STATED GOAL
Output every entry exactly as given.

[Data entries]
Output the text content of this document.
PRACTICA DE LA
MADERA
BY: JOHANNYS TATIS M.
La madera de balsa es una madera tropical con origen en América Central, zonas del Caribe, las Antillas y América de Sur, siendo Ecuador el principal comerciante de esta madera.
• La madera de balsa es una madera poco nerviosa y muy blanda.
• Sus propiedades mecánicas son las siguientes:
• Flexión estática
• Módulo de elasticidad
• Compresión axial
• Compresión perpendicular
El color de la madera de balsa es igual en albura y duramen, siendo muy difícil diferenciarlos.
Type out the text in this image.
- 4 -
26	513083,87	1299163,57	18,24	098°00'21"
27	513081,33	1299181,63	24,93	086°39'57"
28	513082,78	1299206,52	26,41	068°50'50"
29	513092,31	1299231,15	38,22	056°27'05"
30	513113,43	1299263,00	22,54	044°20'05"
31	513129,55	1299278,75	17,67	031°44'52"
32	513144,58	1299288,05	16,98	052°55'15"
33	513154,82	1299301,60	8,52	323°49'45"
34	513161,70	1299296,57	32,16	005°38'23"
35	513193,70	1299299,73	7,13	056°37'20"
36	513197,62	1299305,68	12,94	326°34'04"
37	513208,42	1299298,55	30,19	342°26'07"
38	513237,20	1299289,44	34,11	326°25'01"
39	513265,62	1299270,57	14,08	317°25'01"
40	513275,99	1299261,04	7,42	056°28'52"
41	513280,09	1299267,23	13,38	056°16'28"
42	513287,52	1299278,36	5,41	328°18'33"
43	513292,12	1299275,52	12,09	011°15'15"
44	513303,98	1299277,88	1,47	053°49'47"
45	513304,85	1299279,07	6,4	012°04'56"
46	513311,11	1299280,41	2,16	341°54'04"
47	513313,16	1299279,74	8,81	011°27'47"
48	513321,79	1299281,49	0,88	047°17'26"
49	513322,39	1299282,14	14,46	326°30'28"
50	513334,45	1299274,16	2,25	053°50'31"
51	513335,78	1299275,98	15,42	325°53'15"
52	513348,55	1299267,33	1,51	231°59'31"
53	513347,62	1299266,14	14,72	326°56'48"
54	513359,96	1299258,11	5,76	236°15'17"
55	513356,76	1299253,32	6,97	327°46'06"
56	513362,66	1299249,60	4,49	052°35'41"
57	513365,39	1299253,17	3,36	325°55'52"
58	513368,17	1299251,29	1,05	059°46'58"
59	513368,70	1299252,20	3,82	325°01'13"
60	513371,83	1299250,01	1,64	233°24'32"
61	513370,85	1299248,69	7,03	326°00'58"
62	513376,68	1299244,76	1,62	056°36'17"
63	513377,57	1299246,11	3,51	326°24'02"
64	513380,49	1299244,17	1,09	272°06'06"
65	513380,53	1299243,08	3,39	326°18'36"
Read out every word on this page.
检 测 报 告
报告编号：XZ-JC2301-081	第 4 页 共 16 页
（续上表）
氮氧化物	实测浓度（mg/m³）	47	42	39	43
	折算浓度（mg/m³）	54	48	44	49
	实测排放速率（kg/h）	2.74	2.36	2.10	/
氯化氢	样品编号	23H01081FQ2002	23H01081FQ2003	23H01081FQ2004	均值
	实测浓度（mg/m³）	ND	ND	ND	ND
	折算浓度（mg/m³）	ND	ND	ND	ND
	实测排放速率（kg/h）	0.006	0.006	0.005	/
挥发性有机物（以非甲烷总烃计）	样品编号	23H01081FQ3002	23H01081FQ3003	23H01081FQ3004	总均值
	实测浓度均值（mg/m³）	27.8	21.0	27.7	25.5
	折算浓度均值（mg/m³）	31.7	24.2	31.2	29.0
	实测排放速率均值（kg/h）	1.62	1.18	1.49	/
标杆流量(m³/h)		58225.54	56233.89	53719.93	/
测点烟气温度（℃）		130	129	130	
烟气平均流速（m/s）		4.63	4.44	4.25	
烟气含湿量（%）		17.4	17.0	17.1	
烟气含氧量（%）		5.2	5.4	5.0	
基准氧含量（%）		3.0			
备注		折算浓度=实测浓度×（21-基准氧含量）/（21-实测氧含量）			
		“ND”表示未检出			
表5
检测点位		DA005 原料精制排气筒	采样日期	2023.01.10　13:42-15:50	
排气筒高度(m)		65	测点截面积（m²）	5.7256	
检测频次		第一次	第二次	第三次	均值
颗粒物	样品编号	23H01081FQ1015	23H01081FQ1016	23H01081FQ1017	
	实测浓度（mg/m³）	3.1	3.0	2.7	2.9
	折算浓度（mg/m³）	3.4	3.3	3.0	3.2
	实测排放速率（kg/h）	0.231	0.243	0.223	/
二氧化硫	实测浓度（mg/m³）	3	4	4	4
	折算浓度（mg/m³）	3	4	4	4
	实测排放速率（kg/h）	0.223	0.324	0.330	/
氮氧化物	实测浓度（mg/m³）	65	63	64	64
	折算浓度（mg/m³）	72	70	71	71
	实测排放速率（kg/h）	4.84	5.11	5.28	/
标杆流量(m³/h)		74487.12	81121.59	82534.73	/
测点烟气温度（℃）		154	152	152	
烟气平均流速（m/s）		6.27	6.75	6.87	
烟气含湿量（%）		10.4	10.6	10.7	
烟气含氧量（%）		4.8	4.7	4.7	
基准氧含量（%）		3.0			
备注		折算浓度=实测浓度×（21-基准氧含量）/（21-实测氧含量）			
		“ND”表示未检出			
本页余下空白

RESPONSE
Output the text content of this document.
PRACTICA DE LA
MADERA
BY: JOHANNYS TATIS M.
La madera de balsa es una madera tropical con origen en América Central, zonas del Caribe, las Antillas y América de Sur, siendo Ecuador el principal comerciante de esta madera.
• La madera de balsa es una madera poco nerviosa y muy blanda.
• Sus propiedades mecánicas son las siguientes:
• Flexión estática
• Módulo de elasticidad
• Compresión axial
• Compresión perpendicular
El color de la madera de balsa es igual en albura y duramen, siendo muy difícil diferenciarlos.
Type out the text in this image.
- 4 -
26	513083,87	1299163,57	18,24	098°00'21"
27	513081,33	1299181,63	24,93	086°39'57"
28	513082,78	1299206,52	26,41	068°50'50"
29	513092,31	1299231,15	38,22	056°27'05"
30	513113,43	1299263,00	22,54	044°20'05"
31	513129,55	1299278,75	17,67	031°44'52"
32	513144,58	1299288,05	16,98	052°55'15"
33	513154,82	1299301,60	8,52	323°49'45"
34	513161,70	1299296,57	32,16	005°38'23"
35	513193,70	1299299,73	7,13	056°37'20"
36	513197,62	1299305,68	12,94	326°34'04"
37	513208,42	1299298,55	30,19	342°26'07"
38	513237,20	1299289,44	34,11	326°25'01"
39	513265,62	1299270,57	14,08	317°25'01"
40	513275,99	1299261,04	7,42	056°28'52"
41	513280,09	1299267,23	13,38	056°16'28"
42	513287,52	1299278,36	5,41	328°18'33"
43	513292,12	1299275,52	12,09	011°15'15"
44	513303,98	1299277,88	1,47	053°49'47"
45	513304,85	1299279,07	6,4	012°04'56"
46	513311,11	1299280,41	2,16	341°54'04"
47	513313,16	1299279,74	8,81	011°27'47"
48	513321,79	1299281,49	0,88	047°17'26"
49	513322,39	1299282,14	14,46	326°30'28"
50	513334,45	1299274,16	2,25	053°50'31"
51	513335,78	1299275,98	15,42	325°53'15"
52	513348,55	1299267,33	1,51	231°59'31"
53	513347,62	1299266,14	14,72	326°56'48"
54	513359,96	1299258,11	5,76	236°15'17"
55	513356,76	1299253,32	6,97	327°46'06"
56	513362,66	1299249,60	4,49	052°35'41"
57	513365,39	1299253,17	3,36	325°55'52"
58	513368,17	1299251,29	1,05	059°46'58"
59	513368,70	1299252,20	3,82	325°01'13"
60	513371,83	1299250,01	1,64	233°24'32"
61	513370,85	1299248,69	7,03	326°00'58"
62	513376,68	1299244,76	1,62	056°36'17"
63	513377,57	1299246,11	3,51	326°24'02"
64	513380,49	1299244,17	1,09	272°06'06"
65	513380,53	1299243,08	3,39	326°18'36"
Read out every word on this page.
检 测 报 告
报告编号：XZ-JC2301-081	第 4 页 共 16 页
（续上表）
氮氧化物	实测浓度（mg/m³）	47	42	39	43
	折算浓度（mg/m³）	54	48	44	49
	实测排放速率（kg/h）	2.74	2.36	2.10	/
氯化氢	样品编号	23H01081FQ2002	23H01081FQ2003	23H01081FQ2004	均值
	实测浓度（mg/m³）	ND	ND	ND	ND
	折算浓度（mg/m³）	ND	ND	ND	ND
	实测排放速率（kg/h）	0.006	0.006	0.005	/
挥发性有机物（以非甲烷总烃计）	样品编号	23H01081FQ3002	23H01081FQ3003	23H01081FQ3004	总均值
	实测浓度均值（mg/m³）	27.8	21.0	27.7	25.5
	折算浓度均值（mg/m³）	31.7	24.2	31.2	29.0
	实测排放速率均值（kg/h）	1.62	1.18	1.49	/
标杆流量(m³/h)		58225.54	56233.89	53719.93	/
测点烟气温度（℃）		130	129	130	
烟气平均流速（m/s）		4.63	4.44	4.25	
烟气含湿量（%）		17.4	17.0	17.1	
烟气含氧量（%）		5.2	5.4	5.0	
基准氧含量（%）		3.0			
备注		折算浓度=实测浓度×（21-基准氧含量）/（21-实测氧含量）			
		“ND”表示未检出			
表5
检测点位		DA005 原料精制排气筒	采样日期	2023.01.10　13:42-15:50	
排气筒高度(m)		65	测点截面积（m²）	5.7256	
检测频次		第一次	第二次	第三次	均值
颗粒物	样品编号	23H01081FQ1015	23H01081FQ1016	23H01081FQ1017	
	实测浓度（mg/m³）	3.1	3.0	2.7	2.9
	折算浓度（mg/m³）	3.4	3.3	3.0	3.2
	实测排放速率（kg/h）	0.231	0.243	0.223	/
二氧化硫	实测浓度（mg/m³）	3	4	4	4
	折算浓度（mg/m³）	3	4	4	4
	实测排放速率（kg/h）	0.223	0.324	0.330	/
氮氧化物	实测浓度（mg/m³）	65	63	64	64
	折算浓度（mg/m³）	72	70	71	71
	实测排放速率（kg/h）	4.84	5.11	5.28	/
标杆流量(m³/h)		74487.12	81121.59	82534.73	/
测点烟气温度（℃）		154	152	152	
烟气平均流速（m/s）		6.27	6.75	6.87	
烟气含湿量（%）		10.4	10.6	10.7	
烟气含氧量（%）		4.8	4.7	4.7	
基准氧含量（%）		3.0			
备注		折算浓度=实测浓度×（21-基准氧含量）/（21-实测氧含量）			
		“ND”表示未检出			
本页余下空白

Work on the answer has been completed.